**Written request:** Return every record verbatim.

**Data in this exercise:**

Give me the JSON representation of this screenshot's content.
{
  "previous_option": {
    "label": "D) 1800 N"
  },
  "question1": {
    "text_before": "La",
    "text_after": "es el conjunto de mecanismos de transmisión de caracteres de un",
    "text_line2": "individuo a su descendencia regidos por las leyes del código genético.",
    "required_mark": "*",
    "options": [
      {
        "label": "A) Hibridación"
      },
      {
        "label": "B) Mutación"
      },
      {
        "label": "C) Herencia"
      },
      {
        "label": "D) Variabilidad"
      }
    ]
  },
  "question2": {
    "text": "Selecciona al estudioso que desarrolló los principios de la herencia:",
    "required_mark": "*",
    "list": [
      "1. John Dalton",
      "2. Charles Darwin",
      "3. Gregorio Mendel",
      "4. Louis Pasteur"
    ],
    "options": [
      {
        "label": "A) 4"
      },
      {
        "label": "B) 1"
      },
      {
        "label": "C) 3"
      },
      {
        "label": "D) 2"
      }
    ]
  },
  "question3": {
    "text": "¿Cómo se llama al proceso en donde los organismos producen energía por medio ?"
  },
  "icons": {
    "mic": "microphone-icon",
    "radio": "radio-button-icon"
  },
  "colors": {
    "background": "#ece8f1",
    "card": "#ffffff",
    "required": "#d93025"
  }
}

**Output of the exercise:**
Give me the JSON representation of this screenshot's content.
{
  "previous_option": {
    "label": "D) 1800 N"
  },
  "question1": {
    "text_before": "La",
    "text_after": "es el conjunto de mecanismos de transmisión de caracteres de un",
    "text_line2": "individuo a su descendencia regidos por las leyes del código genético.",
    "required_mark": "*",
    "options": [
      {
        "label": "A) Hibridación"
      },
      {
        "label": "B) Mutación"
      },
      {
        "label": "C) Herencia"
      },
      {
        "label": "D) Variabilidad"
      }
    ]
  },
  "question2": {
    "text": "Selecciona al estudioso que desarrolló los principios de la herencia:",
    "required_mark": "*",
    "list": [
      "1. John Dalton",
      "2. Charles Darwin",
      "3. Gregorio Mendel",
      "4. Louis Pasteur"
    ],
    "options": [
      {
        "label": "A) 4"
      },
      {
        "label": "B) 1"
      },
      {
        "label": "C) 3"
      },
      {
        "label": "D) 2"
      }
    ]
  },
  "question3": {
    "text": "¿Cómo se llama al proceso en donde los organismos producen energía por medio ?"
  },
  "icons": {
    "mic": "microphone-icon",
    "radio": "radio-button-icon"
  },
  "colors": {
    "background": "#ece8f1",
    "card": "#ffffff",
    "required": "#d93025"
  }
}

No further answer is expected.